(Dataset records)
■ ■ ■ ■ ■ ■ ■

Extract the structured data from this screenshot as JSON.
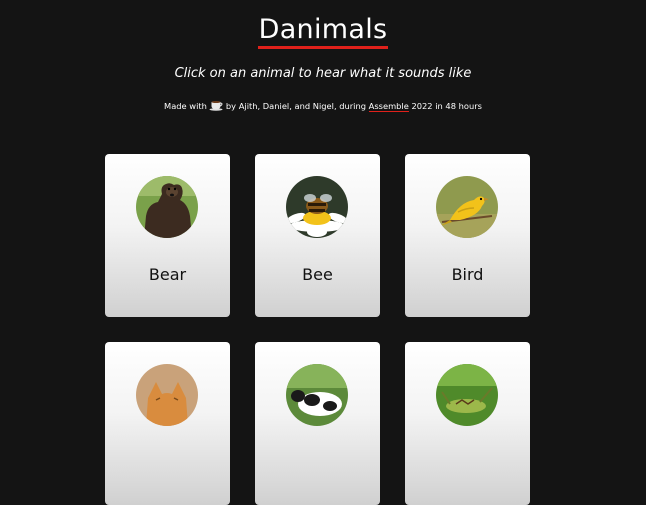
{
  "header": {
    "title": "Danimals",
    "subtitle": "Click on an animal to hear what it sounds like"
  },
  "credits": {
    "prefix": "Made with",
    "icon": "coffee-mug-icon",
    "middle": "by Ajith, Daniel, and Nigel, during",
    "link": "Assemble",
    "suffix": "2022 in 48 hours"
  },
  "colors": {
    "background": "#141414",
    "accent_underline": "#e0211b",
    "card_top": "#ffffff",
    "card_bottom": "#d0d0d0"
  },
  "animals": [
    {
      "name": "Bear",
      "icon": "bear-photo"
    },
    {
      "name": "Bee",
      "icon": "bee-photo"
    },
    {
      "name": "Bird",
      "icon": "bird-photo"
    },
    {
      "name": "",
      "icon": "cat-photo"
    },
    {
      "name": "",
      "icon": "cow-photo"
    },
    {
      "name": "",
      "icon": "grasshopper-photo"
    }
  ]
}
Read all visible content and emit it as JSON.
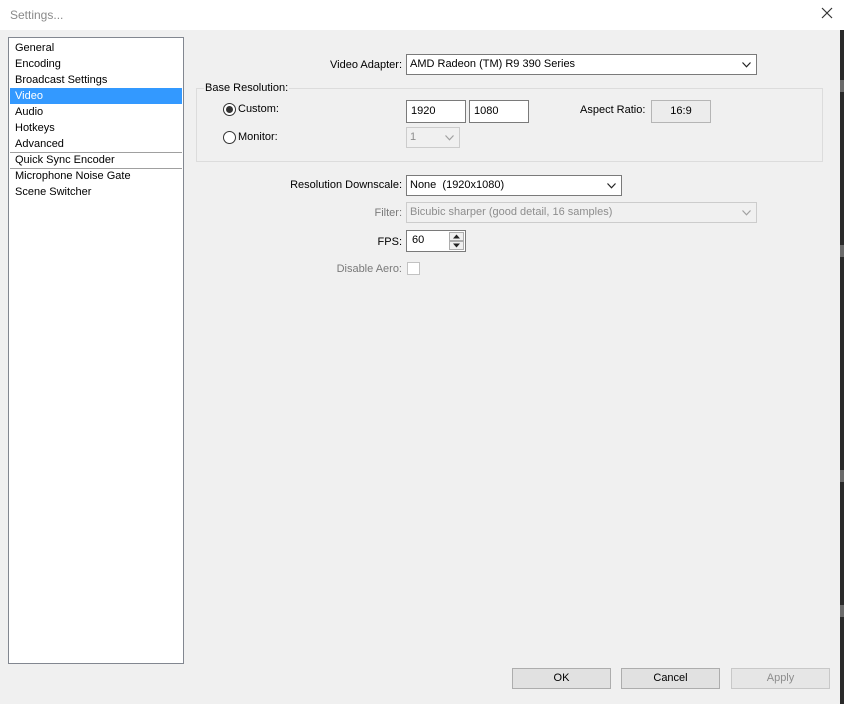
{
  "window": {
    "title": "Settings..."
  },
  "sidebar": {
    "items": [
      {
        "label": "General"
      },
      {
        "label": "Encoding"
      },
      {
        "label": "Broadcast Settings"
      },
      {
        "label": "Video",
        "selected": true
      },
      {
        "label": "Audio"
      },
      {
        "label": "Hotkeys"
      },
      {
        "label": "Advanced"
      },
      {
        "label": "Quick Sync Encoder"
      },
      {
        "label": "Microphone Noise Gate"
      },
      {
        "label": "Scene Switcher"
      }
    ]
  },
  "video": {
    "adapter_label": "Video Adapter:",
    "adapter_value": "AMD Radeon (TM) R9 390 Series",
    "base_resolution_label": "Base Resolution:",
    "custom_label": "Custom:",
    "width": "1920",
    "height": "1080",
    "aspect_label": "Aspect Ratio:",
    "aspect_value": "16:9",
    "monitor_label": "Monitor:",
    "monitor_value": "1",
    "downscale_label": "Resolution Downscale:",
    "downscale_value": "None  (1920x1080)",
    "filter_label": "Filter:",
    "filter_value": "Bicubic sharper (good detail, 16 samples)",
    "fps_label": "FPS:",
    "fps_value": "60",
    "aero_label": "Disable Aero:",
    "selected_resolution_mode": "custom",
    "disable_aero_checked": false
  },
  "buttons": {
    "ok": "OK",
    "cancel": "Cancel",
    "apply": "Apply"
  },
  "icons": {
    "close": "close-icon",
    "dropdown": "chevron-down-icon",
    "spin_up": "spin-up-icon",
    "spin_down": "spin-down-icon"
  },
  "colors": {
    "selection": "#3399ff",
    "window_bg": "#f0f0f0",
    "disabled_text": "#8d8d8d"
  }
}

■ ■ ■ ■ ■ ■ ■

• Stated task: Can the entries above be repeated exactly, without their pictures?

• Task solution:
Extract the structured data from this screenshot as JSON.
{
  "header": {
    "title": "Danimals",
    "subtitle": "Click on an animal to hear what it sounds like"
  },
  "credits": {
    "prefix": "Made with",
    "icon": "coffee-mug-icon",
    "middle": "by Ajith, Daniel, and Nigel, during",
    "link": "Assemble",
    "suffix": "2022 in 48 hours"
  },
  "colors": {
    "background": "#141414",
    "accent_underline": "#e0211b",
    "card_top": "#ffffff",
    "card_bottom": "#d0d0d0"
  },
  "animals": [
    {
      "name": "Bear",
      "icon": "bear-photo"
    },
    {
      "name": "Bee",
      "icon": "bee-photo"
    },
    {
      "name": "Bird",
      "icon": "bird-photo"
    },
    {
      "name": "",
      "icon": "cat-photo"
    },
    {
      "name": "",
      "icon": "cow-photo"
    },
    {
      "name": "",
      "icon": "grasshopper-photo"
    }
  ]
}
Read all visible content and emit it as JSON.
{
  "window": {
    "title": "Settings..."
  },
  "sidebar": {
    "items": [
      {
        "label": "General"
      },
      {
        "label": "Encoding"
      },
      {
        "label": "Broadcast Settings"
      },
      {
        "label": "Video",
        "selected": true
      },
      {
        "label": "Audio"
      },
      {
        "label": "Hotkeys"
      },
      {
        "label": "Advanced"
      },
      {
        "label": "Quick Sync Encoder"
      },
      {
        "label": "Microphone Noise Gate"
      },
      {
        "label": "Scene Switcher"
      }
    ]
  },
  "video": {
    "adapter_label": "Video Adapter:",
    "adapter_value": "AMD Radeon (TM) R9 390 Series",
    "base_resolution_label": "Base Resolution:",
    "custom_label": "Custom:",
    "width": "1920",
    "height": "1080",
    "aspect_label": "Aspect Ratio:",
    "aspect_value": "16:9",
    "monitor_label": "Monitor:",
    "monitor_value": "1",
    "downscale_label": "Resolution Downscale:",
    "downscale_value": "None  (1920x1080)",
    "filter_label": "Filter:",
    "filter_value": "Bicubic sharper (good detail, 16 samples)",
    "fps_label": "FPS:",
    "fps_value": "60",
    "aero_label": "Disable Aero:",
    "selected_resolution_mode": "custom",
    "disable_aero_checked": false
  },
  "buttons": {
    "ok": "OK",
    "cancel": "Cancel",
    "apply": "Apply"
  },
  "icons": {
    "close": "close-icon",
    "dropdown": "chevron-down-icon",
    "spin_up": "spin-up-icon",
    "spin_down": "spin-down-icon"
  },
  "colors": {
    "selection": "#3399ff",
    "window_bg": "#f0f0f0",
    "disabled_text": "#8d8d8d"
  }
}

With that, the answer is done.